start THE DATA

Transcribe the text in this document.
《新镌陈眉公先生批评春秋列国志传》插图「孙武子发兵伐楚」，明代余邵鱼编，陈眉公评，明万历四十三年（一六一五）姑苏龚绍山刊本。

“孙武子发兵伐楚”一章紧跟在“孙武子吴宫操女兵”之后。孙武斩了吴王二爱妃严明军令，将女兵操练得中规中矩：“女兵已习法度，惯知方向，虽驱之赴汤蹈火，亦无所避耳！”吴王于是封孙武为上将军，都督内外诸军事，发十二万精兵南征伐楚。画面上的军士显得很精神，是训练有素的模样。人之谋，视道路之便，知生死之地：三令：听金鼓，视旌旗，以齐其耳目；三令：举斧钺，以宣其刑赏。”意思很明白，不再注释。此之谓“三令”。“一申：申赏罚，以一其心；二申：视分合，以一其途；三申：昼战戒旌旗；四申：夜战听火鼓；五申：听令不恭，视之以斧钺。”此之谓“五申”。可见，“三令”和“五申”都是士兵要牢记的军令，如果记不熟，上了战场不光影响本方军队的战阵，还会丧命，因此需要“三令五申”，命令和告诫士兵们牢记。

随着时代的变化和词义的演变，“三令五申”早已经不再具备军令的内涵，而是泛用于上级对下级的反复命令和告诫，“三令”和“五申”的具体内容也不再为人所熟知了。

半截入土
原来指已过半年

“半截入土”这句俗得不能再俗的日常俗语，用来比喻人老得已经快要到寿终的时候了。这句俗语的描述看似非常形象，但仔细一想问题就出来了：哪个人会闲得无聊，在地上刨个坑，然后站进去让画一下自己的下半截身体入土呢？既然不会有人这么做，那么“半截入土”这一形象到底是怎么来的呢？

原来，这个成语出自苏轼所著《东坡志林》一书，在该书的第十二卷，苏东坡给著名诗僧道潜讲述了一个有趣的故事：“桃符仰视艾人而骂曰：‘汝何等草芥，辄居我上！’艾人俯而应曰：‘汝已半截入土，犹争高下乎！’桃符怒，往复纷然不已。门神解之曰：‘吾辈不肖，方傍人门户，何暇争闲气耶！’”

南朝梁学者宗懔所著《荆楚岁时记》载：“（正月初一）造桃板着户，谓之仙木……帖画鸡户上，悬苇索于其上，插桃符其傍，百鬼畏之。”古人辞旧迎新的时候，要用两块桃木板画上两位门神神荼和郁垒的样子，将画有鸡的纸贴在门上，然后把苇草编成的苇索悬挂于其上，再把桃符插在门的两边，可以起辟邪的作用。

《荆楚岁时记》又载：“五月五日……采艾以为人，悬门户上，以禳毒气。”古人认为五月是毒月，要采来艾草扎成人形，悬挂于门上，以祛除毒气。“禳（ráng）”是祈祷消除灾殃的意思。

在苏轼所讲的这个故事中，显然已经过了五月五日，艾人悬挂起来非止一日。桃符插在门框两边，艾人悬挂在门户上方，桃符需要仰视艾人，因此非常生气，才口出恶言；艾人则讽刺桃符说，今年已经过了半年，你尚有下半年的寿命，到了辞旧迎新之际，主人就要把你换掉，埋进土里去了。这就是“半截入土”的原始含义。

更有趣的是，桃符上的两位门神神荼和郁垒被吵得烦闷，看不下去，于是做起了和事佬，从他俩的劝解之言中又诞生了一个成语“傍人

end THE DATA

* EXERCISE PROMPT *
Repeat the records above exactly as they appear.

* REPLY TO THE EXERCISE *
Transcribe the text in this document.
《新镌陈眉公先生批评春秋列国志传》插图「孙武子发兵伐楚」，明代余邵鱼编，陈眉公评，明万历四十三年（一六一五）姑苏龚绍山刊本。

“孙武子发兵伐楚”一章紧跟在“孙武子吴宫操女兵”之后。孙武斩了吴王二爱妃严明军令，将女兵操练得中规中矩：“女兵已习法度，惯知方向，虽驱之赴汤蹈火，亦无所避耳！”吴王于是封孙武为上将军，都督内外诸军事，发十二万精兵南征伐楚。画面上的军士显得很精神，是训练有素的模样。人之谋，视道路之便，知生死之地：三令：听金鼓，视旌旗，以齐其耳目；三令：举斧钺，以宣其刑赏。”意思很明白，不再注释。此之谓“三令”。“一申：申赏罚，以一其心；二申：视分合，以一其途；三申：昼战戒旌旗；四申：夜战听火鼓；五申：听令不恭，视之以斧钺。”此之谓“五申”。可见，“三令”和“五申”都是士兵要牢记的军令，如果记不熟，上了战场不光影响本方军队的战阵，还会丧命，因此需要“三令五申”，命令和告诫士兵们牢记。

随着时代的变化和词义的演变，“三令五申”早已经不再具备军令的内涵，而是泛用于上级对下级的反复命令和告诫，“三令”和“五申”的具体内容也不再为人所熟知了。

半截入土
原来指已过半年

“半截入土”这句俗得不能再俗的日常俗语，用来比喻人老得已经快要到寿终的时候了。这句俗语的描述看似非常形象，但仔细一想问题就出来了：哪个人会闲得无聊，在地上刨个坑，然后站进去让画一下自己的下半截身体入土呢？既然不会有人这么做，那么“半截入土”这一形象到底是怎么来的呢？

原来，这个成语出自苏轼所著《东坡志林》一书，在该书的第十二卷，苏东坡给著名诗僧道潜讲述了一个有趣的故事：“桃符仰视艾人而骂曰：‘汝何等草芥，辄居我上！’艾人俯而应曰：‘汝已半截入土，犹争高下乎！’桃符怒，往复纷然不已。门神解之曰：‘吾辈不肖，方傍人门户，何暇争闲气耶！’”

南朝梁学者宗懔所著《荆楚岁时记》载：“（正月初一）造桃板着户，谓之仙木……帖画鸡户上，悬苇索于其上，插桃符其傍，百鬼畏之。”古人辞旧迎新的时候，要用两块桃木板画上两位门神神荼和郁垒的样子，将画有鸡的纸贴在门上，然后把苇草编成的苇索悬挂于其上，再把桃符插在门的两边，可以起辟邪的作用。

《荆楚岁时记》又载：“五月五日……采艾以为人，悬门户上，以禳毒气。”古人认为五月是毒月，要采来艾草扎成人形，悬挂于门上，以祛除毒气。“禳（ráng）”是祈祷消除灾殃的意思。

在苏轼所讲的这个故事中，显然已经过了五月五日，艾人悬挂起来非止一日。桃符插在门框两边，艾人悬挂在门户上方，桃符需要仰视艾人，因此非常生气，才口出恶言；艾人则讽刺桃符说，今年已经过了半年，你尚有下半年的寿命，到了辞旧迎新之际，主人就要把你换掉，埋进土里去了。这就是“半截入土”的原始含义。

更有趣的是，桃符上的两位门神神荼和郁垒被吵得烦闷，看不下去，于是做起了和事佬，从他俩的劝解之言中又诞生了一个成语“傍人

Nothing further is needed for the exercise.